(Source records)
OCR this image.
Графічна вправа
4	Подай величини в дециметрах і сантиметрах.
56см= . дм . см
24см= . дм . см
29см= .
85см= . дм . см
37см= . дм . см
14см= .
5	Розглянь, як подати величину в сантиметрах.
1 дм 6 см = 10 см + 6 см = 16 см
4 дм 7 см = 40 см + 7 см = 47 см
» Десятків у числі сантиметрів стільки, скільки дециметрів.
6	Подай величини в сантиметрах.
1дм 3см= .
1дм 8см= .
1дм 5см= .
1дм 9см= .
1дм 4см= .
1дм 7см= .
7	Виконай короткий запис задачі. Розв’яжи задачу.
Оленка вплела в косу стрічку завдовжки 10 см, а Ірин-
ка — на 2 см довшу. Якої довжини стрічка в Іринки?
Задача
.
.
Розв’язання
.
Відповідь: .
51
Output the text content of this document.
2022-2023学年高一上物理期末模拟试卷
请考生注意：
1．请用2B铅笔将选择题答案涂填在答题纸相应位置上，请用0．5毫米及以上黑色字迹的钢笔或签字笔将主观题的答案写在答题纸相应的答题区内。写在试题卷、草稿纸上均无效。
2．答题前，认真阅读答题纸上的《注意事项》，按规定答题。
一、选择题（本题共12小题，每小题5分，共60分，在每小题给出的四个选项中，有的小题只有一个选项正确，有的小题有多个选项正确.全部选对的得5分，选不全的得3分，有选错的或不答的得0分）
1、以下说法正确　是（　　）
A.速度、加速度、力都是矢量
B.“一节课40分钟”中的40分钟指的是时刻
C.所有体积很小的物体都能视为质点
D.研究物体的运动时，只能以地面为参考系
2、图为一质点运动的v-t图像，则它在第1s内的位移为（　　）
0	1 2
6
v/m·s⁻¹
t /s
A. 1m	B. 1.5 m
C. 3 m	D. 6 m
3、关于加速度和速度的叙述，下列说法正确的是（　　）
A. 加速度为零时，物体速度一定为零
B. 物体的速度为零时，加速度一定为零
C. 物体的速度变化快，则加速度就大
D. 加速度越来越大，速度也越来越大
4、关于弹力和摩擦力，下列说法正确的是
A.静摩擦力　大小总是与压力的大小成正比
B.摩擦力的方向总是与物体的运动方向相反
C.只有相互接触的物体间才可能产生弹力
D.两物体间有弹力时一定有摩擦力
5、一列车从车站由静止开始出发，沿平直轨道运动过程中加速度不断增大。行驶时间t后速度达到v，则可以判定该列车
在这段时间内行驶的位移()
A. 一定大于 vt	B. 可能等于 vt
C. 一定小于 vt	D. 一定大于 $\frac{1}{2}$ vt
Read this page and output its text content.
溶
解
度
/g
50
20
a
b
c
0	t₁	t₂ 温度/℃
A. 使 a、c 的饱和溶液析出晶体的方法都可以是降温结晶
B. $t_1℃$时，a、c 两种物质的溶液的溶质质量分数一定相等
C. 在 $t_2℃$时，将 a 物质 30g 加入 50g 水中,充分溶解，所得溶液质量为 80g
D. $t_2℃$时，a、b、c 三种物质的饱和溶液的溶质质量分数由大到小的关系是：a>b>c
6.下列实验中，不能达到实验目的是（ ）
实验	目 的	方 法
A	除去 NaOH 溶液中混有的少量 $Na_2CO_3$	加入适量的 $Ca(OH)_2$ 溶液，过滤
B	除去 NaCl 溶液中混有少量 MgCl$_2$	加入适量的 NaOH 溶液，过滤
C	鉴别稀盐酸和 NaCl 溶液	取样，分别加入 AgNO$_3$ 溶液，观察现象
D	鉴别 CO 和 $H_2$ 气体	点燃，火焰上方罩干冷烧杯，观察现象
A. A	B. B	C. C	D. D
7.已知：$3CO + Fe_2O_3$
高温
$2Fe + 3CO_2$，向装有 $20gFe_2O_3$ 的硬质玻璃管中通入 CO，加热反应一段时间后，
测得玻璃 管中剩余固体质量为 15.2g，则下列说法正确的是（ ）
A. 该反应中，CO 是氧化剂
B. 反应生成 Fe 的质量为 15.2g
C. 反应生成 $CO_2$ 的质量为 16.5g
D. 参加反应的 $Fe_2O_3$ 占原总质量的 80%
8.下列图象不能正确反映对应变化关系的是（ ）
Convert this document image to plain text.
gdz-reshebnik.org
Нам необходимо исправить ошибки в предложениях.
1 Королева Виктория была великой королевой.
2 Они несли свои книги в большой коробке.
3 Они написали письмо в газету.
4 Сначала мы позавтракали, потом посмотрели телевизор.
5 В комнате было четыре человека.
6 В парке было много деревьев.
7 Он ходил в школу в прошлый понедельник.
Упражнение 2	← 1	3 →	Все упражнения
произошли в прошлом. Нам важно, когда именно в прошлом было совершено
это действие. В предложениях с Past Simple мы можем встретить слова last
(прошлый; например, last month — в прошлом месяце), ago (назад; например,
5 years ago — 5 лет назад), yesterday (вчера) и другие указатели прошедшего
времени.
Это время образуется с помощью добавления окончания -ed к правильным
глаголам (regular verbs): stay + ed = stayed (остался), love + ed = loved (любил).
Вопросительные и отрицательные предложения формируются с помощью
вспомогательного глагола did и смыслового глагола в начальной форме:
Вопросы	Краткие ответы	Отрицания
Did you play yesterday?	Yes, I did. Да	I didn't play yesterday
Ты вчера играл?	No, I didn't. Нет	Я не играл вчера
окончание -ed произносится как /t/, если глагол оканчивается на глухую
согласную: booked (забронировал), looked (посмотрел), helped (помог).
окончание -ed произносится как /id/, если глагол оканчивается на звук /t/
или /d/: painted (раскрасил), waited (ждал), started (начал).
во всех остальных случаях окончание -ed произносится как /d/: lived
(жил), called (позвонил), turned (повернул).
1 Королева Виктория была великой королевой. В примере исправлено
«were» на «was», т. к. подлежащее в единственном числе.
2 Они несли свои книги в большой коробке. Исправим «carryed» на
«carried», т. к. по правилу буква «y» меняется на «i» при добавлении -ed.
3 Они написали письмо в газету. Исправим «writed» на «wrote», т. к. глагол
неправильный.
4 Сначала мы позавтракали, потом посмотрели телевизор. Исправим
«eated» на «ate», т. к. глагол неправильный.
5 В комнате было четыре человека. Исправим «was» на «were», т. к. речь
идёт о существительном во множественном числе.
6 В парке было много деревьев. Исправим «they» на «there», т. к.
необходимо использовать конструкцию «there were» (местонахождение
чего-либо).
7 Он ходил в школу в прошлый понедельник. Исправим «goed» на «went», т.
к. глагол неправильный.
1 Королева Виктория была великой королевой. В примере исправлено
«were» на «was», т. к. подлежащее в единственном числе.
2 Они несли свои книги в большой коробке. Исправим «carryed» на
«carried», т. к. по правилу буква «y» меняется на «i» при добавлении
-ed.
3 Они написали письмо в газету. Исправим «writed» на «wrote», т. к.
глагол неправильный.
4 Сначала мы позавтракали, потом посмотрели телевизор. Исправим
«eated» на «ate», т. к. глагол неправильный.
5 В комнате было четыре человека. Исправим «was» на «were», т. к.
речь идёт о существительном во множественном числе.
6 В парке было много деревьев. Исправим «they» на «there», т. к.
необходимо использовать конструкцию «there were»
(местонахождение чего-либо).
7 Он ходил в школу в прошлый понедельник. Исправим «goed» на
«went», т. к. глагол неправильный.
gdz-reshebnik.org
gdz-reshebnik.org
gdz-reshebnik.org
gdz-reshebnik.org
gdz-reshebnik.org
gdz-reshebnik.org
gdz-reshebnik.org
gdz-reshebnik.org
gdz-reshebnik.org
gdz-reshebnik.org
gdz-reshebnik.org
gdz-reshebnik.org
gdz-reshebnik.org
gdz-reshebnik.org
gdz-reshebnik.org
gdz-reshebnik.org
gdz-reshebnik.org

## WHAT YOU WILL DO
Your task is to retype all the records above with nothing left out.

## ANSWER TO THE PROBLEM
OCR this image.
Графічна вправа
4	Подай величини в дециметрах і сантиметрах.
56см= . дм . см
24см= . дм . см
29см= .
85см= . дм . см
37см= . дм . см
14см= .
5	Розглянь, як подати величину в сантиметрах.
1 дм 6 см = 10 см + 6 см = 16 см
4 дм 7 см = 40 см + 7 см = 47 см
» Десятків у числі сантиметрів стільки, скільки дециметрів.
6	Подай величини в сантиметрах.
1дм 3см= .
1дм 8см= .
1дм 5см= .
1дм 9см= .
1дм 4см= .
1дм 7см= .
7	Виконай короткий запис задачі. Розв’яжи задачу.
Оленка вплела в косу стрічку завдовжки 10 см, а Ірин-
ка — на 2 см довшу. Якої довжини стрічка в Іринки?
Задача
.
.
Розв’язання
.
Відповідь: .
51
Output the text content of this document.
2022-2023学年高一上物理期末模拟试卷
请考生注意：
1．请用2B铅笔将选择题答案涂填在答题纸相应位置上，请用0．5毫米及以上黑色字迹的钢笔或签字笔将主观题的答案写在答题纸相应的答题区内。写在试题卷、草稿纸上均无效。
2．答题前，认真阅读答题纸上的《注意事项》，按规定答题。
一、选择题（本题共12小题，每小题5分，共60分，在每小题给出的四个选项中，有的小题只有一个选项正确，有的小题有多个选项正确.全部选对的得5分，选不全的得3分，有选错的或不答的得0分）
1、以下说法正确　是（　　）
A.速度、加速度、力都是矢量
B.“一节课40分钟”中的40分钟指的是时刻
C.所有体积很小的物体都能视为质点
D.研究物体的运动时，只能以地面为参考系
2、图为一质点运动的v-t图像，则它在第1s内的位移为（　　）
0	1 2
6
v/m·s⁻¹
t /s
A. 1m	B. 1.5 m
C. 3 m	D. 6 m
3、关于加速度和速度的叙述，下列说法正确的是（　　）
A. 加速度为零时，物体速度一定为零
B. 物体的速度为零时，加速度一定为零
C. 物体的速度变化快，则加速度就大
D. 加速度越来越大，速度也越来越大
4、关于弹力和摩擦力，下列说法正确的是
A.静摩擦力　大小总是与压力的大小成正比
B.摩擦力的方向总是与物体的运动方向相反
C.只有相互接触的物体间才可能产生弹力
D.两物体间有弹力时一定有摩擦力
5、一列车从车站由静止开始出发，沿平直轨道运动过程中加速度不断增大。行驶时间t后速度达到v，则可以判定该列车
在这段时间内行驶的位移()
A. 一定大于 vt	B. 可能等于 vt
C. 一定小于 vt	D. 一定大于 $\frac{1}{2}$ vt
Read this page and output its text content.
溶
解
度
/g
50
20
a
b
c
0	t₁	t₂ 温度/℃
A. 使 a、c 的饱和溶液析出晶体的方法都可以是降温结晶
B. $t_1℃$时，a、c 两种物质的溶液的溶质质量分数一定相等
C. 在 $t_2℃$时，将 a 物质 30g 加入 50g 水中,充分溶解，所得溶液质量为 80g
D. $t_2℃$时，a、b、c 三种物质的饱和溶液的溶质质量分数由大到小的关系是：a>b>c
6.下列实验中，不能达到实验目的是（ ）
实验	目 的	方 法
A	除去 NaOH 溶液中混有的少量 $Na_2CO_3$	加入适量的 $Ca(OH)_2$ 溶液，过滤
B	除去 NaCl 溶液中混有少量 MgCl$_2$	加入适量的 NaOH 溶液，过滤
C	鉴别稀盐酸和 NaCl 溶液	取样，分别加入 AgNO$_3$ 溶液，观察现象
D	鉴别 CO 和 $H_2$ 气体	点燃，火焰上方罩干冷烧杯，观察现象
A. A	B. B	C. C	D. D
7.已知：$3CO + Fe_2O_3$
高温
$2Fe + 3CO_2$，向装有 $20gFe_2O_3$ 的硬质玻璃管中通入 CO，加热反应一段时间后，
测得玻璃 管中剩余固体质量为 15.2g，则下列说法正确的是（ ）
A. 该反应中，CO 是氧化剂
B. 反应生成 Fe 的质量为 15.2g
C. 反应生成 $CO_2$ 的质量为 16.5g
D. 参加反应的 $Fe_2O_3$ 占原总质量的 80%
8.下列图象不能正确反映对应变化关系的是（ ）
Convert this document image to plain text.
gdz-reshebnik.org
Нам необходимо исправить ошибки в предложениях.
1 Королева Виктория была великой королевой.
2 Они несли свои книги в большой коробке.
3 Они написали письмо в газету.
4 Сначала мы позавтракали, потом посмотрели телевизор.
5 В комнате было четыре человека.
6 В парке было много деревьев.
7 Он ходил в школу в прошлый понедельник.
Упражнение 2	← 1	3 →	Все упражнения
произошли в прошлом. Нам важно, когда именно в прошлом было совершено
это действие. В предложениях с Past Simple мы можем встретить слова last
(прошлый; например, last month — в прошлом месяце), ago (назад; например,
5 years ago — 5 лет назад), yesterday (вчера) и другие указатели прошедшего
времени.
Это время образуется с помощью добавления окончания -ed к правильным
глаголам (regular verbs): stay + ed = stayed (остался), love + ed = loved (любил).
Вопросительные и отрицательные предложения формируются с помощью
вспомогательного глагола did и смыслового глагола в начальной форме:
Вопросы	Краткие ответы	Отрицания
Did you play yesterday?	Yes, I did. Да	I didn't play yesterday
Ты вчера играл?	No, I didn't. Нет	Я не играл вчера
окончание -ed произносится как /t/, если глагол оканчивается на глухую
согласную: booked (забронировал), looked (посмотрел), helped (помог).
окончание -ed произносится как /id/, если глагол оканчивается на звук /t/
или /d/: painted (раскрасил), waited (ждал), started (начал).
во всех остальных случаях окончание -ed произносится как /d/: lived
(жил), called (позвонил), turned (повернул).
1 Королева Виктория была великой королевой. В примере исправлено
«were» на «was», т. к. подлежащее в единственном числе.
2 Они несли свои книги в большой коробке. Исправим «carryed» на
«carried», т. к. по правилу буква «y» меняется на «i» при добавлении -ed.
3 Они написали письмо в газету. Исправим «writed» на «wrote», т. к. глагол
неправильный.
4 Сначала мы позавтракали, потом посмотрели телевизор. Исправим
«eated» на «ate», т. к. глагол неправильный.
5 В комнате было четыре человека. Исправим «was» на «were», т. к. речь
идёт о существительном во множественном числе.
6 В парке было много деревьев. Исправим «they» на «there», т. к.
необходимо использовать конструкцию «there were» (местонахождение
чего-либо).
7 Он ходил в школу в прошлый понедельник. Исправим «goed» на «went», т.
к. глагол неправильный.
1 Королева Виктория была великой королевой. В примере исправлено
«were» на «was», т. к. подлежащее в единственном числе.
2 Они несли свои книги в большой коробке. Исправим «carryed» на
«carried», т. к. по правилу буква «y» меняется на «i» при добавлении
-ed.
3 Они написали письмо в газету. Исправим «writed» на «wrote», т. к.
глагол неправильный.
4 Сначала мы позавтракали, потом посмотрели телевизор. Исправим
«eated» на «ate», т. к. глагол неправильный.
5 В комнате было четыре человека. Исправим «was» на «were», т. к.
речь идёт о существительном во множественном числе.
6 В парке было много деревьев. Исправим «they» на «there», т. к.
необходимо использовать конструкцию «there were»
(местонахождение чего-либо).
7 Он ходил в школу в прошлый понедельник. Исправим «goed» на
«went», т. к. глагол неправильный.
gdz-reshebnik.org
gdz-reshebnik.org
gdz-reshebnik.org
gdz-reshebnik.org
gdz-reshebnik.org
gdz-reshebnik.org
gdz-reshebnik.org
gdz-reshebnik.org
gdz-reshebnik.org
gdz-reshebnik.org
gdz-reshebnik.org
gdz-reshebnik.org
gdz-reshebnik.org
gdz-reshebnik.org
gdz-reshebnik.org
gdz-reshebnik.org
gdz-reshebnik.org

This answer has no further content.